• [Do this]: Could you transcribe the material below exactly, without leaving out a single line?

#### Records ####

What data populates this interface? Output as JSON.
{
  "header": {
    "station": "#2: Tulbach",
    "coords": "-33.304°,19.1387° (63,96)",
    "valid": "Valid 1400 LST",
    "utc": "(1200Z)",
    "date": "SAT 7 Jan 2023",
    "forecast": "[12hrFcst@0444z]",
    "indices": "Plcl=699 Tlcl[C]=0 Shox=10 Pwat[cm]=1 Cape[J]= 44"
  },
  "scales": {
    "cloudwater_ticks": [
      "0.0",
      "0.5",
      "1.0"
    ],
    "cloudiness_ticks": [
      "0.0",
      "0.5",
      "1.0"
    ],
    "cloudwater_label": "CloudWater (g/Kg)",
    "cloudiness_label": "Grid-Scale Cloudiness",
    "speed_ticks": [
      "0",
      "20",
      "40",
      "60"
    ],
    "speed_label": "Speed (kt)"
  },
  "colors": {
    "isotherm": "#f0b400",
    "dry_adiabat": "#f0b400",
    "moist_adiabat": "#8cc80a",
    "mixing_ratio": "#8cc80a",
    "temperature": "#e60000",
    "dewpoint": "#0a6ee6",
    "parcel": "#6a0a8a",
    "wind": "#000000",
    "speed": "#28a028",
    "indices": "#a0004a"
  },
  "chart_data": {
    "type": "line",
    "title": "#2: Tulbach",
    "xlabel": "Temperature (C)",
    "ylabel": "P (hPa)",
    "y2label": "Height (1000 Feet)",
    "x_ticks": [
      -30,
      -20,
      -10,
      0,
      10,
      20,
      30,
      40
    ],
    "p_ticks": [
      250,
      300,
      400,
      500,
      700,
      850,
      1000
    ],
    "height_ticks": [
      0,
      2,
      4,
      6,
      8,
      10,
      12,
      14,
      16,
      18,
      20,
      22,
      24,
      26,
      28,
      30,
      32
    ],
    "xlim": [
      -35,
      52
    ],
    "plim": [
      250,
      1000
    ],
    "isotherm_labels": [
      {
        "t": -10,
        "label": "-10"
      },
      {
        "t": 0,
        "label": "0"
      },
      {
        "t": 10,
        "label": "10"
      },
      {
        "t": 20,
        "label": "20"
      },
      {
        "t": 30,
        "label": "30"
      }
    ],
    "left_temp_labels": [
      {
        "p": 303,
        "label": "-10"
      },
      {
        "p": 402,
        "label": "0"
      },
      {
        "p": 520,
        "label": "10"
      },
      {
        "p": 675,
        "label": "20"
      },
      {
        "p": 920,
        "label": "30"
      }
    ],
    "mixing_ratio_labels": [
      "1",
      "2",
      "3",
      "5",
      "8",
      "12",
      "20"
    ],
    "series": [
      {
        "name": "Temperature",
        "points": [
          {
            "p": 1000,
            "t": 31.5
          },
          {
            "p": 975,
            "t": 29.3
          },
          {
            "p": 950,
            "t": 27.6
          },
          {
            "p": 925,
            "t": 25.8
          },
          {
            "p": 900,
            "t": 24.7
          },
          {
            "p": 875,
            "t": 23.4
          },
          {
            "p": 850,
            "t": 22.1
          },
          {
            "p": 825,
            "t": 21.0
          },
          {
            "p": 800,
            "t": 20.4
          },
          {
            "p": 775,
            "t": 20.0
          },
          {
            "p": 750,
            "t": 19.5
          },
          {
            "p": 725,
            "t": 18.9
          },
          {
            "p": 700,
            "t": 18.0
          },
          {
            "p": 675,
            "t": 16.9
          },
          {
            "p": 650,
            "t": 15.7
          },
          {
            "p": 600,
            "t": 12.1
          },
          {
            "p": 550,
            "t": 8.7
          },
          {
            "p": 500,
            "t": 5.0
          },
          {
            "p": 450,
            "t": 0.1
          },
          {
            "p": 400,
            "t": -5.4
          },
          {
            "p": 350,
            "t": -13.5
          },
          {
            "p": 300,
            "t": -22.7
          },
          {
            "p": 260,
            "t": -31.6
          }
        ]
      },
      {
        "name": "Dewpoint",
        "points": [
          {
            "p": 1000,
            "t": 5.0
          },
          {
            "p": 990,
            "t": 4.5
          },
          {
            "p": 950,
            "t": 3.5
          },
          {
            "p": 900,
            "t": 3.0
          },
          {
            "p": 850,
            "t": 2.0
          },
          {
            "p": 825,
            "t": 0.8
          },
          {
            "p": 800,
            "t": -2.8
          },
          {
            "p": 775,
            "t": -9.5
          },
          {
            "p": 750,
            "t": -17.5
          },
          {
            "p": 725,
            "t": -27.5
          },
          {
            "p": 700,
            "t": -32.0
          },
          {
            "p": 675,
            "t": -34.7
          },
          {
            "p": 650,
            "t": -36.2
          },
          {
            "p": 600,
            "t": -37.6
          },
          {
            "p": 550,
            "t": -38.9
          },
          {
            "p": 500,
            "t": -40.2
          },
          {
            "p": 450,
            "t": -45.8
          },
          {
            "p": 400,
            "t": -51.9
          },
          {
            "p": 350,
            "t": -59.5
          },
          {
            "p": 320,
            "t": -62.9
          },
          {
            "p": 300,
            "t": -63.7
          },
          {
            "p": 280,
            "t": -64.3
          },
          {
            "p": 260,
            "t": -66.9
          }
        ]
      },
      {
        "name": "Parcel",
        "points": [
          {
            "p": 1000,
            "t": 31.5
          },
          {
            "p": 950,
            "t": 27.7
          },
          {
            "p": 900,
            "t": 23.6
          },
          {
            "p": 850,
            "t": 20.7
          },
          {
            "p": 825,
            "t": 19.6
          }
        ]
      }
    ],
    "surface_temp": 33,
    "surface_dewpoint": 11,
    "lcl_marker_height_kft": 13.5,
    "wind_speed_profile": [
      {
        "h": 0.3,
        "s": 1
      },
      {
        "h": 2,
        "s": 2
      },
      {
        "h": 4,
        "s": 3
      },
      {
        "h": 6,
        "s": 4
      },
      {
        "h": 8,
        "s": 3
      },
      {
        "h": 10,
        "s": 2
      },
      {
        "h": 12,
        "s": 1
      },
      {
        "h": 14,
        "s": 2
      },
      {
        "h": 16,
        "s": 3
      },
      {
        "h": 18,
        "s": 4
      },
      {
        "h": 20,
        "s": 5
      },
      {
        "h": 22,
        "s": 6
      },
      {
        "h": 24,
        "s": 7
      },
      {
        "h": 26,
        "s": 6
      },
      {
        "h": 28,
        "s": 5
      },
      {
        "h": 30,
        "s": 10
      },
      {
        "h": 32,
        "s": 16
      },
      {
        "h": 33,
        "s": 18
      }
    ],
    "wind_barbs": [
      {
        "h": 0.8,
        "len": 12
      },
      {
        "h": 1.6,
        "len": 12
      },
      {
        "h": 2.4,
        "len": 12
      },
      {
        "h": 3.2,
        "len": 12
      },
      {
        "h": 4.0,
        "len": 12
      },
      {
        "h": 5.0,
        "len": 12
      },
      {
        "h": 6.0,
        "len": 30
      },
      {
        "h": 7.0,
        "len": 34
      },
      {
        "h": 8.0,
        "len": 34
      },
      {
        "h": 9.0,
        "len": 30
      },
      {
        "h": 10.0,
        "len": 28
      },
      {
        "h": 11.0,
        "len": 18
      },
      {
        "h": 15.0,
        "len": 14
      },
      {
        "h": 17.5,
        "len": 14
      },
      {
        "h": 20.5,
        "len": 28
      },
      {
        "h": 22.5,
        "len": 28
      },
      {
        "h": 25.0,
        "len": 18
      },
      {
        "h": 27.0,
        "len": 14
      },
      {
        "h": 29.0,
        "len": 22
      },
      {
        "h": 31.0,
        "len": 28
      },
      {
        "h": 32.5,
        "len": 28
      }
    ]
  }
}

####

• [Final result]:
What data populates this interface? Output as JSON.
{
  "header": {
    "station": "#2: Tulbach",
    "coords": "-33.304°,19.1387° (63,96)",
    "valid": "Valid 1400 LST",
    "utc": "(1200Z)",
    "date": "SAT 7 Jan 2023",
    "forecast": "[12hrFcst@0444z]",
    "indices": "Plcl=699 Tlcl[C]=0 Shox=10 Pwat[cm]=1 Cape[J]= 44"
  },
  "scales": {
    "cloudwater_ticks": [
      "0.0",
      "0.5",
      "1.0"
    ],
    "cloudiness_ticks": [
      "0.0",
      "0.5",
      "1.0"
    ],
    "cloudwater_label": "CloudWater (g/Kg)",
    "cloudiness_label": "Grid-Scale Cloudiness",
    "speed_ticks": [
      "0",
      "20",
      "40",
      "60"
    ],
    "speed_label": "Speed (kt)"
  },
  "colors": {
    "isotherm": "#f0b400",
    "dry_adiabat": "#f0b400",
    "moist_adiabat": "#8cc80a",
    "mixing_ratio": "#8cc80a",
    "temperature": "#e60000",
    "dewpoint": "#0a6ee6",
    "parcel": "#6a0a8a",
    "wind": "#000000",
    "speed": "#28a028",
    "indices": "#a0004a"
  },
  "chart_data": {
    "type": "line",
    "title": "#2: Tulbach",
    "xlabel": "Temperature (C)",
    "ylabel": "P (hPa)",
    "y2label": "Height (1000 Feet)",
    "x_ticks": [
      -30,
      -20,
      -10,
      0,
      10,
      20,
      30,
      40
    ],
    "p_ticks": [
      250,
      300,
      400,
      500,
      700,
      850,
      1000
    ],
    "height_ticks": [
      0,
      2,
      4,
      6,
      8,
      10,
      12,
      14,
      16,
      18,
      20,
      22,
      24,
      26,
      28,
      30,
      32
    ],
    "xlim": [
      -35,
      52
    ],
    "plim": [
      250,
      1000
    ],
    "isotherm_labels": [
      {
        "t": -10,
        "label": "-10"
      },
      {
        "t": 0,
        "label": "0"
      },
      {
        "t": 10,
        "label": "10"
      },
      {
        "t": 20,
        "label": "20"
      },
      {
        "t": 30,
        "label": "30"
      }
    ],
    "left_temp_labels": [
      {
        "p": 303,
        "label": "-10"
      },
      {
        "p": 402,
        "label": "0"
      },
      {
        "p": 520,
        "label": "10"
      },
      {
        "p": 675,
        "label": "20"
      },
      {
        "p": 920,
        "label": "30"
      }
    ],
    "mixing_ratio_labels": [
      "1",
      "2",
      "3",
      "5",
      "8",
      "12",
      "20"
    ],
    "series": [
      {
        "name": "Temperature",
        "points": [
          {
            "p": 1000,
            "t": 31.5
          },
          {
            "p": 975,
            "t": 29.3
          },
          {
            "p": 950,
            "t": 27.6
          },
          {
            "p": 925,
            "t": 25.8
          },
          {
            "p": 900,
            "t": 24.7
          },
          {
            "p": 875,
            "t": 23.4
          },
          {
            "p": 850,
            "t": 22.1
          },
          {
            "p": 825,
            "t": 21.0
          },
          {
            "p": 800,
            "t": 20.4
          },
          {
            "p": 775,
            "t": 20.0
          },
          {
            "p": 750,
            "t": 19.5
          },
          {
            "p": 725,
            "t": 18.9
          },
          {
            "p": 700,
            "t": 18.0
          },
          {
            "p": 675,
            "t": 16.9
          },
          {
            "p": 650,
            "t": 15.7
          },
          {
            "p": 600,
            "t": 12.1
          },
          {
            "p": 550,
            "t": 8.7
          },
          {
            "p": 500,
            "t": 5.0
          },
          {
            "p": 450,
            "t": 0.1
          },
          {
            "p": 400,
            "t": -5.4
          },
          {
            "p": 350,
            "t": -13.5
          },
          {
            "p": 300,
            "t": -22.7
          },
          {
            "p": 260,
            "t": -31.6
          }
        ]
      },
      {
        "name": "Dewpoint",
        "points": [
          {
            "p": 1000,
            "t": 5.0
          },
          {
            "p": 990,
            "t": 4.5
          },
          {
            "p": 950,
            "t": 3.5
          },
          {
            "p": 900,
            "t": 3.0
          },
          {
            "p": 850,
            "t": 2.0
          },
          {
            "p": 825,
            "t": 0.8
          },
          {
            "p": 800,
            "t": -2.8
          },
          {
            "p": 775,
            "t": -9.5
          },
          {
            "p": 750,
            "t": -17.5
          },
          {
            "p": 725,
            "t": -27.5
          },
          {
            "p": 700,
            "t": -32.0
          },
          {
            "p": 675,
            "t": -34.7
          },
          {
            "p": 650,
            "t": -36.2
          },
          {
            "p": 600,
            "t": -37.6
          },
          {
            "p": 550,
            "t": -38.9
          },
          {
            "p": 500,
            "t": -40.2
          },
          {
            "p": 450,
            "t": -45.8
          },
          {
            "p": 400,
            "t": -51.9
          },
          {
            "p": 350,
            "t": -59.5
          },
          {
            "p": 320,
            "t": -62.9
          },
          {
            "p": 300,
            "t": -63.7
          },
          {
            "p": 280,
            "t": -64.3
          },
          {
            "p": 260,
            "t": -66.9
          }
        ]
      },
      {
        "name": "Parcel",
        "points": [
          {
            "p": 1000,
            "t": 31.5
          },
          {
            "p": 950,
            "t": 27.7
          },
          {
            "p": 900,
            "t": 23.6
          },
          {
            "p": 850,
            "t": 20.7
          },
          {
            "p": 825,
            "t": 19.6
          }
        ]
      }
    ],
    "surface_temp": 33,
    "surface_dewpoint": 11,
    "lcl_marker_height_kft": 13.5,
    "wind_speed_profile": [
      {
        "h": 0.3,
        "s": 1
      },
      {
        "h": 2,
        "s": 2
      },
      {
        "h": 4,
        "s": 3
      },
      {
        "h": 6,
        "s": 4
      },
      {
        "h": 8,
        "s": 3
      },
      {
        "h": 10,
        "s": 2
      },
      {
        "h": 12,
        "s": 1
      },
      {
        "h": 14,
        "s": 2
      },
      {
        "h": 16,
        "s": 3
      },
      {
        "h": 18,
        "s": 4
      },
      {
        "h": 20,
        "s": 5
      },
      {
        "h": 22,
        "s": 6
      },
      {
        "h": 24,
        "s": 7
      },
      {
        "h": 26,
        "s": 6
      },
      {
        "h": 28,
        "s": 5
      },
      {
        "h": 30,
        "s": 10
      },
      {
        "h": 32,
        "s": 16
      },
      {
        "h": 33,
        "s": 18
      }
    ],
    "wind_barbs": [
      {
        "h": 0.8,
        "len": 12
      },
      {
        "h": 1.6,
        "len": 12
      },
      {
        "h": 2.4,
        "len": 12
      },
      {
        "h": 3.2,
        "len": 12
      },
      {
        "h": 4.0,
        "len": 12
      },
      {
        "h": 5.0,
        "len": 12
      },
      {
        "h": 6.0,
        "len": 30
      },
      {
        "h": 7.0,
        "len": 34
      },
      {
        "h": 8.0,
        "len": 34
      },
      {
        "h": 9.0,
        "len": 30
      },
      {
        "h": 10.0,
        "len": 28
      },
      {
        "h": 11.0,
        "len": 18
      },
      {
        "h": 15.0,
        "len": 14
      },
      {
        "h": 17.5,
        "len": 14
      },
      {
        "h": 20.5,
        "len": 28
      },
      {
        "h": 22.5,
        "len": 28
      },
      {
        "h": 25.0,
        "len": 18
      },
      {
        "h": 27.0,
        "len": 14
      },
      {
        "h": 29.0,
        "len": 22
      },
      {
        "h": 31.0,
        "len": 28
      },
      {
        "h": 32.5,
        "len": 28
      }
    ]
  }
}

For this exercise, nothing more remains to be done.